Records from a data collection
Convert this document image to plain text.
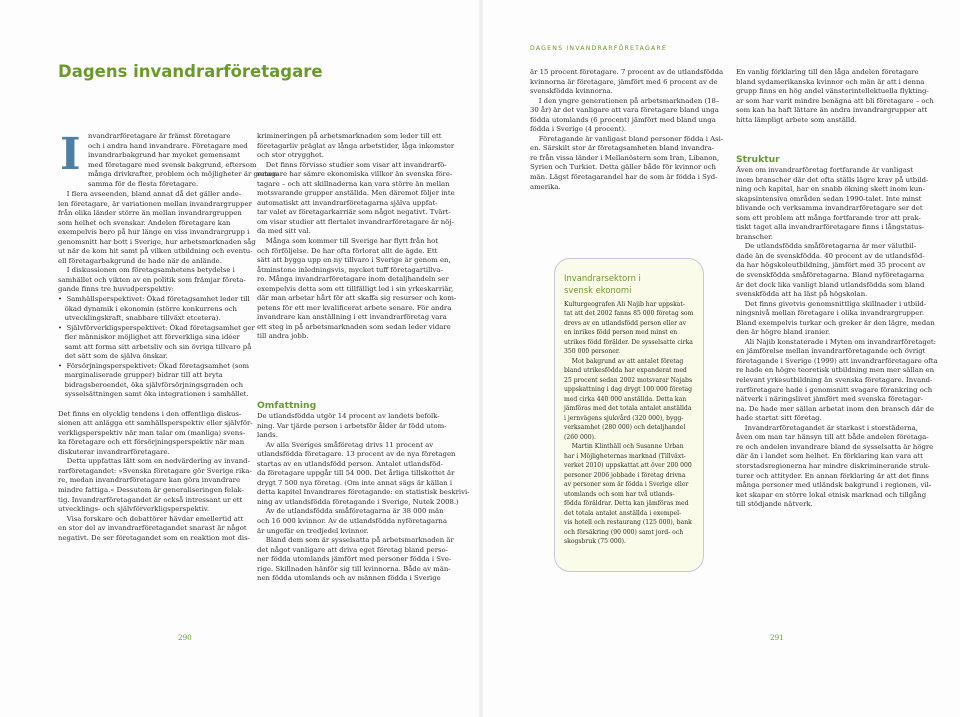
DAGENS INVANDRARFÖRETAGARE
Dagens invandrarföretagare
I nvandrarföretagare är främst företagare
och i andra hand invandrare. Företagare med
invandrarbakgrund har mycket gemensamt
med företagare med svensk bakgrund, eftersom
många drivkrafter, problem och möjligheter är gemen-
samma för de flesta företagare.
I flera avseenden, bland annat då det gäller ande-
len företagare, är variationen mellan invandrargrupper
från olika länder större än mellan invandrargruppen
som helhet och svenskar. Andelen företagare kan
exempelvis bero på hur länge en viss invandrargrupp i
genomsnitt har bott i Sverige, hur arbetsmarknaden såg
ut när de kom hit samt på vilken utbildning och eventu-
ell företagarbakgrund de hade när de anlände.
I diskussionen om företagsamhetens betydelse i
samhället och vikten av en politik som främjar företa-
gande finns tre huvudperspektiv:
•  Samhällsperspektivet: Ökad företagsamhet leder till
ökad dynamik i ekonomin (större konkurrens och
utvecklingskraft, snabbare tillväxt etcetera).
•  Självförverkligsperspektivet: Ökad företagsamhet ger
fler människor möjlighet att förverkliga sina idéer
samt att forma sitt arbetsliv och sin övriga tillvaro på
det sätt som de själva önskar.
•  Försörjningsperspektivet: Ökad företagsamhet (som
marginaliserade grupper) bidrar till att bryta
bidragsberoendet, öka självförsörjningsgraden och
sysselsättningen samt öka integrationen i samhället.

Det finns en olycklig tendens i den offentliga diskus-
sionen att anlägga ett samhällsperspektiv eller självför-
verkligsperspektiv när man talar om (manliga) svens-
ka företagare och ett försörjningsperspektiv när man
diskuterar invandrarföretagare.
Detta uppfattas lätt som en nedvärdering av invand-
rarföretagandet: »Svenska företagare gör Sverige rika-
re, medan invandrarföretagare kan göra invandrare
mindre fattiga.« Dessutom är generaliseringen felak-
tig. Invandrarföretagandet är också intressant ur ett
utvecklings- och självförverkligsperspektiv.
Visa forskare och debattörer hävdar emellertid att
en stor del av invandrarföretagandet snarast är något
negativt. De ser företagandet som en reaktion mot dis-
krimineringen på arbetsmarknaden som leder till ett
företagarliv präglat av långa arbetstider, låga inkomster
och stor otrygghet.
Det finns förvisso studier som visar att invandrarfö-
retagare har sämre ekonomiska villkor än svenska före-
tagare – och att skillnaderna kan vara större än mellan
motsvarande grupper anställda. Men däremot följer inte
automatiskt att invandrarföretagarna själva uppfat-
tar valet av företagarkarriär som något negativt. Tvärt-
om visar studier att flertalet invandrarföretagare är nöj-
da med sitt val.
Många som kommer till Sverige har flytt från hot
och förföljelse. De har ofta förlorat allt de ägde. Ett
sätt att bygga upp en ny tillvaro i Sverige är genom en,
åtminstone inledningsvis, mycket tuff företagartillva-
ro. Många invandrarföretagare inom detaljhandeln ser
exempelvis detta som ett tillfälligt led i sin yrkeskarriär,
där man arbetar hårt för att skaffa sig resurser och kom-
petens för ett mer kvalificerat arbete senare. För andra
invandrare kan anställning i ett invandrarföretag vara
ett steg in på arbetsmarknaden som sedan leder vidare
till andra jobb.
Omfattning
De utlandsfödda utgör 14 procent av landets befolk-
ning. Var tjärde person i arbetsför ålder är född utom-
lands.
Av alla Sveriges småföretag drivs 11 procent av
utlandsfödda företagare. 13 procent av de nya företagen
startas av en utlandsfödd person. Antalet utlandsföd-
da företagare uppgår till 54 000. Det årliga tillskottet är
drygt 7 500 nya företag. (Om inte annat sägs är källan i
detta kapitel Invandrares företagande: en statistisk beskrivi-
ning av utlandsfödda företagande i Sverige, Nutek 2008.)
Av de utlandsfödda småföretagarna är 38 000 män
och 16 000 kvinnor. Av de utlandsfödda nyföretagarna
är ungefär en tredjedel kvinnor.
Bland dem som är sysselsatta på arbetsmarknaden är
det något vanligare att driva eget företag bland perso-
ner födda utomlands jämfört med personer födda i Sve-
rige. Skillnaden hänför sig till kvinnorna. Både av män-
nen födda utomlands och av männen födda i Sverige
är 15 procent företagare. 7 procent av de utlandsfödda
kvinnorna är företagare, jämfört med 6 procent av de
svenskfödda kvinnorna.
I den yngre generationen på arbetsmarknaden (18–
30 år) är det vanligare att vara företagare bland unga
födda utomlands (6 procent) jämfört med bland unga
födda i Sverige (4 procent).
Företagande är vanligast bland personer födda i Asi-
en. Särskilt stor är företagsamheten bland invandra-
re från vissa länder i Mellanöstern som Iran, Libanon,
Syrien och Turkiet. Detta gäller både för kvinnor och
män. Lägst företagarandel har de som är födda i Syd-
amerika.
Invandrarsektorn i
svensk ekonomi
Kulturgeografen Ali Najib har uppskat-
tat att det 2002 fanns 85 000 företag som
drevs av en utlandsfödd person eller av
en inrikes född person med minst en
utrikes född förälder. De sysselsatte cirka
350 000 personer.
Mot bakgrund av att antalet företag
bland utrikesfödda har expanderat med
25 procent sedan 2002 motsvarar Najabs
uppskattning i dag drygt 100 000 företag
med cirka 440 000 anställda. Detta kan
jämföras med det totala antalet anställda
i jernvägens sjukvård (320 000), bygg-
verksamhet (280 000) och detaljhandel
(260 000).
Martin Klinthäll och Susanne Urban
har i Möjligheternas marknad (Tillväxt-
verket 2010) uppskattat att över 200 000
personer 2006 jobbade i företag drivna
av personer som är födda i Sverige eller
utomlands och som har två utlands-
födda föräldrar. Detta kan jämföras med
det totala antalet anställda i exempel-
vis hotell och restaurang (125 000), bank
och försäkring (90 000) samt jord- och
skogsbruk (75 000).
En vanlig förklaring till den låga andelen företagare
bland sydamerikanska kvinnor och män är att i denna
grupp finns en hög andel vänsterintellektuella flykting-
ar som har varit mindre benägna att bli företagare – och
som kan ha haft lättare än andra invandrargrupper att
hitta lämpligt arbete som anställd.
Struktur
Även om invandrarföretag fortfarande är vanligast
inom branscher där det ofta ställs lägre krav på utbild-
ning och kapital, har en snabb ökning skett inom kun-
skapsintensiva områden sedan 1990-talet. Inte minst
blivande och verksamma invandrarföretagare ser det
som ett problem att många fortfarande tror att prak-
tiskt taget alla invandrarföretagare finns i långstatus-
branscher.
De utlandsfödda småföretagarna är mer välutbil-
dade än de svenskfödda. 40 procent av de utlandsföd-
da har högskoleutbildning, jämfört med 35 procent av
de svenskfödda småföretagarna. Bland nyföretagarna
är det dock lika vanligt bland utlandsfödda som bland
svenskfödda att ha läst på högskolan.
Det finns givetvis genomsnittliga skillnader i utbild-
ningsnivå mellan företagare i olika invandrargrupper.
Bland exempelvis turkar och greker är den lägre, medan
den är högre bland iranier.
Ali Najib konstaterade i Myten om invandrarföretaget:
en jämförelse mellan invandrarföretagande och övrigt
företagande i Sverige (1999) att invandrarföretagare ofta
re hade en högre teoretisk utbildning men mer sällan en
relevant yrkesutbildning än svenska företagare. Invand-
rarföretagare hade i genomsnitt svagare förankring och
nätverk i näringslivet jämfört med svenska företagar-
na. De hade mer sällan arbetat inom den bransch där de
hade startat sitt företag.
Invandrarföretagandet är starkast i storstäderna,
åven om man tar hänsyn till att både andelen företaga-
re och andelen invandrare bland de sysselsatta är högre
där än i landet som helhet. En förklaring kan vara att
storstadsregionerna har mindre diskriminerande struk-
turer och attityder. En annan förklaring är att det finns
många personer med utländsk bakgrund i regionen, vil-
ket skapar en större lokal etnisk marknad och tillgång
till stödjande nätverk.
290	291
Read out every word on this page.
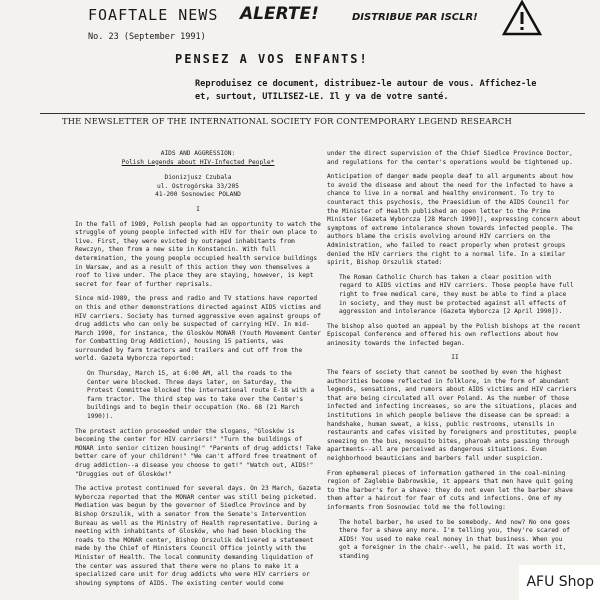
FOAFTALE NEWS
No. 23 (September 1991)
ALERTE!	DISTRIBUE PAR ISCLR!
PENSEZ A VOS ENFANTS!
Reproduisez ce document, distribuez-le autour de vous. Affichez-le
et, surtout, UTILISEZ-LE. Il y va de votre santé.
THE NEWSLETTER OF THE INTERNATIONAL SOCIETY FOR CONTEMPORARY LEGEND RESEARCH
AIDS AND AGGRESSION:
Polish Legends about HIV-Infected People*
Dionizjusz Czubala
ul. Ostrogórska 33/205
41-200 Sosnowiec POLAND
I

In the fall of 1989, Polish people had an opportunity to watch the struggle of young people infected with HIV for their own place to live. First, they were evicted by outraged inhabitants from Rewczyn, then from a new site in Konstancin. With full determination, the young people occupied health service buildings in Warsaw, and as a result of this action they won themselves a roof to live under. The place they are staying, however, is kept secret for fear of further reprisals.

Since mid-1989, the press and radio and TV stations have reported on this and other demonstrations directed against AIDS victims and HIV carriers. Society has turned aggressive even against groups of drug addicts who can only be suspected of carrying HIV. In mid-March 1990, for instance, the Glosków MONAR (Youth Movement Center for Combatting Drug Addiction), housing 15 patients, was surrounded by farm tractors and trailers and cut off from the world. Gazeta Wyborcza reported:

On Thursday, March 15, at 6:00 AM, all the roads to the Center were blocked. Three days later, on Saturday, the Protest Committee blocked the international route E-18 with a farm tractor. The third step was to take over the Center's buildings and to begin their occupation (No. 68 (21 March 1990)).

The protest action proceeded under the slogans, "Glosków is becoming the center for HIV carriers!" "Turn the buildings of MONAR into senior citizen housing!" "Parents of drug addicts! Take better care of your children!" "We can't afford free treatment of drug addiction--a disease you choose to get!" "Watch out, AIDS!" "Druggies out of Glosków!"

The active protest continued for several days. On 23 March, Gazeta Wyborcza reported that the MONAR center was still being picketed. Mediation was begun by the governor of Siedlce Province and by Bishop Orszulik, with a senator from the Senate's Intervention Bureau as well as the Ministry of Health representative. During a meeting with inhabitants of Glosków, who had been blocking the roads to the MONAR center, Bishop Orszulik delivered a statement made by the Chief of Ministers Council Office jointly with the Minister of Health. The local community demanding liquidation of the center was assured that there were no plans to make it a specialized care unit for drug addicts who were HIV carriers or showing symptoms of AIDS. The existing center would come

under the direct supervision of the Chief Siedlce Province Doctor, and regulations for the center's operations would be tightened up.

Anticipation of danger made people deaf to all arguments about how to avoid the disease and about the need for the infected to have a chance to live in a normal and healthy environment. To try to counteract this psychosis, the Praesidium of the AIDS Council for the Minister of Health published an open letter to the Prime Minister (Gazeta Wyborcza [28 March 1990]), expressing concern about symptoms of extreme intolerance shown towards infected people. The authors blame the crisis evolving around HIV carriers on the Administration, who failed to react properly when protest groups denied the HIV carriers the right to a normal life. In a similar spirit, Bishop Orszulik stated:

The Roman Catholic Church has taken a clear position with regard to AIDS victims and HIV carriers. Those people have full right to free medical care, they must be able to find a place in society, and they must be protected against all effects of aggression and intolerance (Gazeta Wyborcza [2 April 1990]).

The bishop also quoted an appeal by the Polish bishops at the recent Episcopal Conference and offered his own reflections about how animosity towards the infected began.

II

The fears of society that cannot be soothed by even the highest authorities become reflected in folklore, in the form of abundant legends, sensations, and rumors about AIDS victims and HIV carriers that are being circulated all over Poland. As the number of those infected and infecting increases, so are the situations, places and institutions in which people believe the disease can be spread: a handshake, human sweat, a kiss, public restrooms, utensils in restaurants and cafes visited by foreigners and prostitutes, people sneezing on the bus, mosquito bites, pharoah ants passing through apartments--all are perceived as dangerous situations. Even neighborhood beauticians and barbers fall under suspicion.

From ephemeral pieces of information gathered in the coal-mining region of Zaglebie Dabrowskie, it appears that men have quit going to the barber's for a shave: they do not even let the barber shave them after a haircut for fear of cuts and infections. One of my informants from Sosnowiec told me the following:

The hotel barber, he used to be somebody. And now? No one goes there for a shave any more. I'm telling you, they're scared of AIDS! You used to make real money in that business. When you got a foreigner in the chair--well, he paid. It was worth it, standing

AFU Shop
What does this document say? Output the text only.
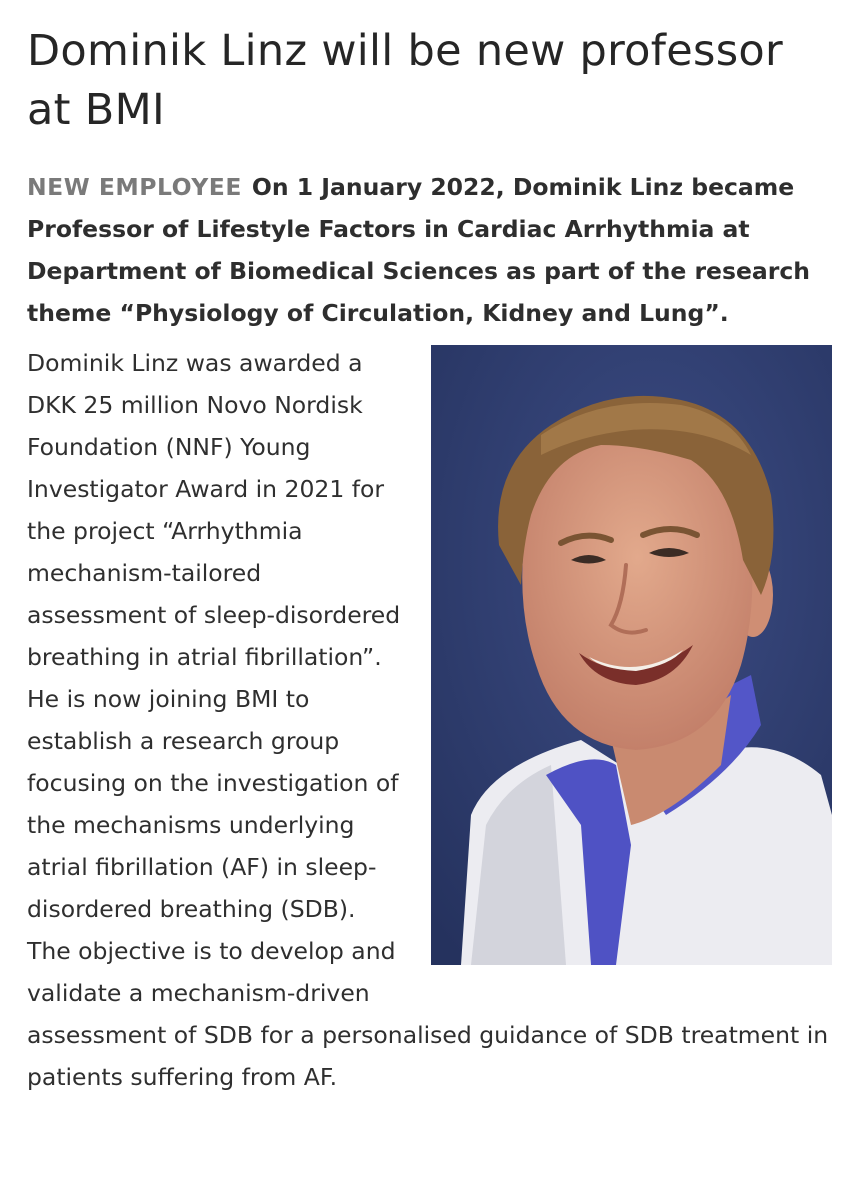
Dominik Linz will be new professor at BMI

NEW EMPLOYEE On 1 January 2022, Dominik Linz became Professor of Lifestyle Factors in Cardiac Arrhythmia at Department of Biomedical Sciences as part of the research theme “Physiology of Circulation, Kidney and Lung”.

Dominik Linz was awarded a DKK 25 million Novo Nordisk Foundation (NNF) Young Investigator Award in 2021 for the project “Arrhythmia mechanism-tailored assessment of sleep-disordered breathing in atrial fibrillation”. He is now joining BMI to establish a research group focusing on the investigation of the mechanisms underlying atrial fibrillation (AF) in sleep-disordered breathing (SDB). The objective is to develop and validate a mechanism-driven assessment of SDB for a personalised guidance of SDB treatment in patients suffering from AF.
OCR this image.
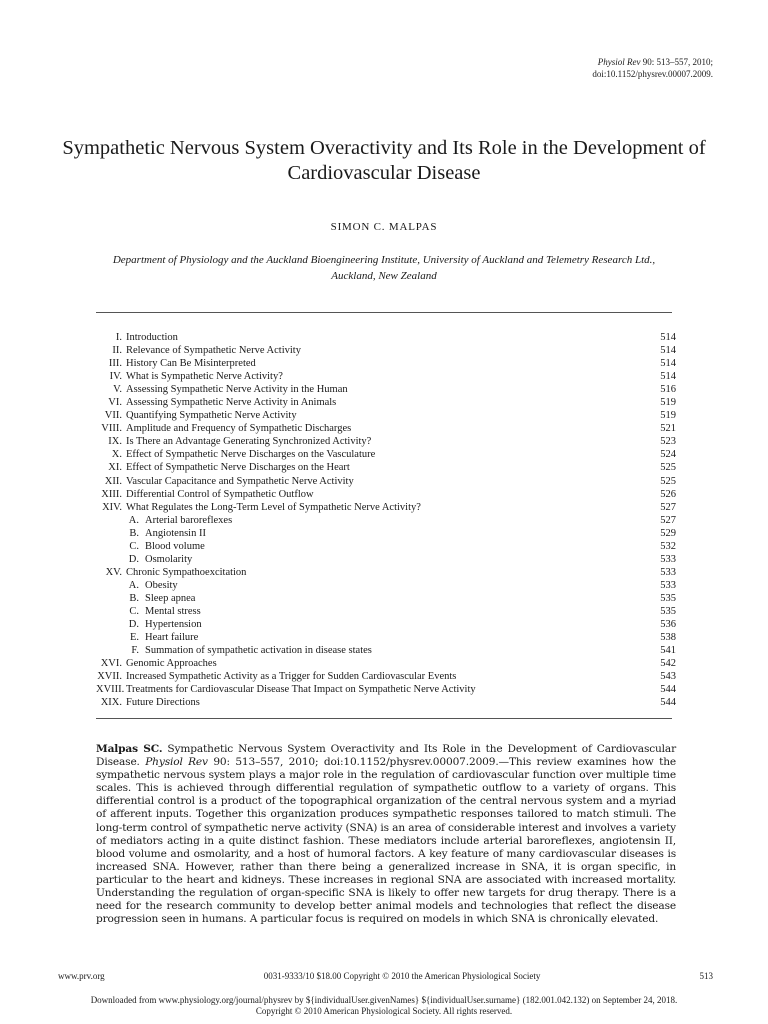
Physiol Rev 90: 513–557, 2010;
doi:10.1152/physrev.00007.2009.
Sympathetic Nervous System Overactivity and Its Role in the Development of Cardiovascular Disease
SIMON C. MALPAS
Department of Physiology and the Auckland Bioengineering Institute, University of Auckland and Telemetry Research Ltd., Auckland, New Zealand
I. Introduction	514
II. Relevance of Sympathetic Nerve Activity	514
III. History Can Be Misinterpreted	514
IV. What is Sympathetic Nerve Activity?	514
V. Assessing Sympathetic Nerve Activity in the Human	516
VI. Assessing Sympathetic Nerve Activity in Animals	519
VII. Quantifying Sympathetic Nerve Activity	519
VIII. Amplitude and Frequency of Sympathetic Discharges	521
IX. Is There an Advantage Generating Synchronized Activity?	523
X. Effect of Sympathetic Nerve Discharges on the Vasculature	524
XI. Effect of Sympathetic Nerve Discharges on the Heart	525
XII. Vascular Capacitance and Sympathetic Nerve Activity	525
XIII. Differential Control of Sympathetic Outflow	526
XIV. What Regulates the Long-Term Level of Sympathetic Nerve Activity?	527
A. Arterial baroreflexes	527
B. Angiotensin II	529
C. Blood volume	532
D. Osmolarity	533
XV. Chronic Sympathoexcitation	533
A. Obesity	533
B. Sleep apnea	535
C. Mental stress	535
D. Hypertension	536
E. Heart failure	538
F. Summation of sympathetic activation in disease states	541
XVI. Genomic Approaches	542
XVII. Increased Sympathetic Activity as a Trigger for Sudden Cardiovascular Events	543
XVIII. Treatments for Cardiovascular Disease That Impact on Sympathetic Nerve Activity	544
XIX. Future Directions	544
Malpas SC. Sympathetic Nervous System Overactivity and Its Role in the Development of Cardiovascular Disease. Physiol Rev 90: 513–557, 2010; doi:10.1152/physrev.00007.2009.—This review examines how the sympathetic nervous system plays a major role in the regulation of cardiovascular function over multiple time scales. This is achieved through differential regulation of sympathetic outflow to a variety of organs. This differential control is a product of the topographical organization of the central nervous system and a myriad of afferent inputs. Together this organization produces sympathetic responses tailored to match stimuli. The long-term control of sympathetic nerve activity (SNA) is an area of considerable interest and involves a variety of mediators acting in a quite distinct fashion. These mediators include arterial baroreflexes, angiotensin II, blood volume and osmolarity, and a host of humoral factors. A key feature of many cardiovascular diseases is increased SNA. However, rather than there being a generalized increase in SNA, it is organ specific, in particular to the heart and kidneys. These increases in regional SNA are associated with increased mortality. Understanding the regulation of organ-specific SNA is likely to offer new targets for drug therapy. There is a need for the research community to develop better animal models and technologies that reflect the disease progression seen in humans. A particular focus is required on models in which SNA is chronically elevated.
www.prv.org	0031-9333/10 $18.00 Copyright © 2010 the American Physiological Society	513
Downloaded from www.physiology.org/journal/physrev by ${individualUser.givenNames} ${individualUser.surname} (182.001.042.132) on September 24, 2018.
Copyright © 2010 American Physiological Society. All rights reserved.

Exercise
Reproduce every line from the entries that holds the word "branscher".

Exercise answer
inom branscher där det ofta ställs lägre krav på utbild-
branscher.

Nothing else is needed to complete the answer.